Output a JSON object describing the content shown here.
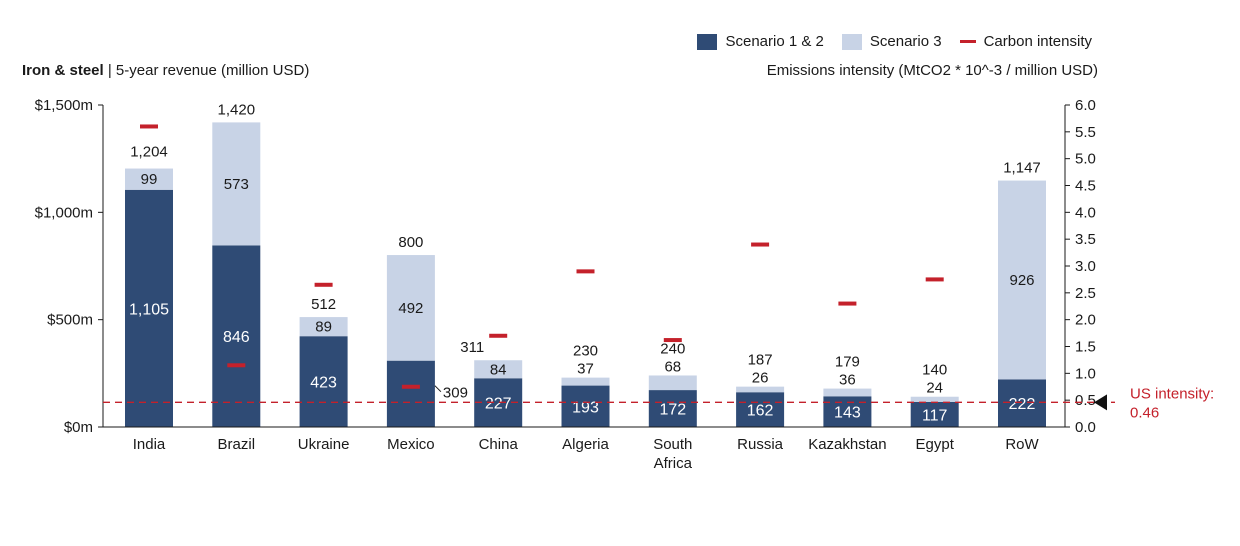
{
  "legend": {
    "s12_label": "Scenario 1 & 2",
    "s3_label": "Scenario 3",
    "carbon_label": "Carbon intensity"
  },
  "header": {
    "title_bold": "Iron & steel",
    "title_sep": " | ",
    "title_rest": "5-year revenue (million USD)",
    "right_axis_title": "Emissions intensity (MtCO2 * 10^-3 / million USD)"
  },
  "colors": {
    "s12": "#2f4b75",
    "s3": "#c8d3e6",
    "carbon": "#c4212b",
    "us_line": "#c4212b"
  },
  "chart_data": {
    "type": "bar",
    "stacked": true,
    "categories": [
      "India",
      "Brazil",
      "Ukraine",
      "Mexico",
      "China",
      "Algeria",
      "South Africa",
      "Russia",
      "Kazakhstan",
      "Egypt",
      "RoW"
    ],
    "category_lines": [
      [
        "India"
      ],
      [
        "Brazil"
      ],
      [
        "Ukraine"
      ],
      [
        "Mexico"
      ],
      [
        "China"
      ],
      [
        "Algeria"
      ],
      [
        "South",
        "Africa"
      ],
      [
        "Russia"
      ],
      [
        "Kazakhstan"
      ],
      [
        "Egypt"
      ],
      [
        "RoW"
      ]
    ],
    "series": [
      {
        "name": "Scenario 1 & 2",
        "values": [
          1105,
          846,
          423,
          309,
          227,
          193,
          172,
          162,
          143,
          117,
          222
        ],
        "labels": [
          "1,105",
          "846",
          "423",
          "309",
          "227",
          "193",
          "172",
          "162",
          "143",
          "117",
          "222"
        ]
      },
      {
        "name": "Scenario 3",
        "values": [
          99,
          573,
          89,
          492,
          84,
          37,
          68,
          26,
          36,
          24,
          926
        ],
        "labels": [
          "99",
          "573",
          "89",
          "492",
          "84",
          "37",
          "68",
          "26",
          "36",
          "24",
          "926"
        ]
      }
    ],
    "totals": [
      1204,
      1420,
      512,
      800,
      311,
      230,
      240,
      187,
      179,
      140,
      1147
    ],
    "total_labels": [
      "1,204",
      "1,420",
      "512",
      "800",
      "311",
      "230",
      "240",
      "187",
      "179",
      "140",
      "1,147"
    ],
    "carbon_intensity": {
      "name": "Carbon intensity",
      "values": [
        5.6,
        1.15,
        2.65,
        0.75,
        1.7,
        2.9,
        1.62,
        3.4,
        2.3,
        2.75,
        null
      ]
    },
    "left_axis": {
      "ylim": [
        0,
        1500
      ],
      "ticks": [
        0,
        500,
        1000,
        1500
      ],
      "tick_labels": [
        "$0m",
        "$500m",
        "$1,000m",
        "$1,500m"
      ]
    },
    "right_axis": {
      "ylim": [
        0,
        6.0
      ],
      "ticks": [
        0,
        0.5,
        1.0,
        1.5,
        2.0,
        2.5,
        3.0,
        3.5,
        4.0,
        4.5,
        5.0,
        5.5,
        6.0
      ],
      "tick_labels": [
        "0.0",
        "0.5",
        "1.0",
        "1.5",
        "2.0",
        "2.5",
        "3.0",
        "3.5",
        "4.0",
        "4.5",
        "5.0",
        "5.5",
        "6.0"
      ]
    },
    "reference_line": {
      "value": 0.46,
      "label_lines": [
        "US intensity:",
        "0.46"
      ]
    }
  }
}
★ ★ ★ ★
Task to complete —
Copy the listing over exactly, skipping the pictures it holds.

Output —
Output a JSON object describing the content shown here.
{
  "legend": {
    "s12_label": "Scenario 1 & 2",
    "s3_label": "Scenario 3",
    "carbon_label": "Carbon intensity"
  },
  "header": {
    "title_bold": "Iron & steel",
    "title_sep": " | ",
    "title_rest": "5-year revenue (million USD)",
    "right_axis_title": "Emissions intensity (MtCO2 * 10^-3 / million USD)"
  },
  "colors": {
    "s12": "#2f4b75",
    "s3": "#c8d3e6",
    "carbon": "#c4212b",
    "us_line": "#c4212b"
  },
  "chart_data": {
    "type": "bar",
    "stacked": true,
    "categories": [
      "India",
      "Brazil",
      "Ukraine",
      "Mexico",
      "China",
      "Algeria",
      "South Africa",
      "Russia",
      "Kazakhstan",
      "Egypt",
      "RoW"
    ],
    "category_lines": [
      [
        "India"
      ],
      [
        "Brazil"
      ],
      [
        "Ukraine"
      ],
      [
        "Mexico"
      ],
      [
        "China"
      ],
      [
        "Algeria"
      ],
      [
        "South",
        "Africa"
      ],
      [
        "Russia"
      ],
      [
        "Kazakhstan"
      ],
      [
        "Egypt"
      ],
      [
        "RoW"
      ]
    ],
    "series": [
      {
        "name": "Scenario 1 & 2",
        "values": [
          1105,
          846,
          423,
          309,
          227,
          193,
          172,
          162,
          143,
          117,
          222
        ],
        "labels": [
          "1,105",
          "846",
          "423",
          "309",
          "227",
          "193",
          "172",
          "162",
          "143",
          "117",
          "222"
        ]
      },
      {
        "name": "Scenario 3",
        "values": [
          99,
          573,
          89,
          492,
          84,
          37,
          68,
          26,
          36,
          24,
          926
        ],
        "labels": [
          "99",
          "573",
          "89",
          "492",
          "84",
          "37",
          "68",
          "26",
          "36",
          "24",
          "926"
        ]
      }
    ],
    "totals": [
      1204,
      1420,
      512,
      800,
      311,
      230,
      240,
      187,
      179,
      140,
      1147
    ],
    "total_labels": [
      "1,204",
      "1,420",
      "512",
      "800",
      "311",
      "230",
      "240",
      "187",
      "179",
      "140",
      "1,147"
    ],
    "carbon_intensity": {
      "name": "Carbon intensity",
      "values": [
        5.6,
        1.15,
        2.65,
        0.75,
        1.7,
        2.9,
        1.62,
        3.4,
        2.3,
        2.75,
        null
      ]
    },
    "left_axis": {
      "ylim": [
        0,
        1500
      ],
      "ticks": [
        0,
        500,
        1000,
        1500
      ],
      "tick_labels": [
        "$0m",
        "$500m",
        "$1,000m",
        "$1,500m"
      ]
    },
    "right_axis": {
      "ylim": [
        0,
        6.0
      ],
      "ticks": [
        0,
        0.5,
        1.0,
        1.5,
        2.0,
        2.5,
        3.0,
        3.5,
        4.0,
        4.5,
        5.0,
        5.5,
        6.0
      ],
      "tick_labels": [
        "0.0",
        "0.5",
        "1.0",
        "1.5",
        "2.0",
        "2.5",
        "3.0",
        "3.5",
        "4.0",
        "4.5",
        "5.0",
        "5.5",
        "6.0"
      ]
    },
    "reference_line": {
      "value": 0.46,
      "label_lines": [
        "US intensity:",
        "0.46"
      ]
    }
  }
}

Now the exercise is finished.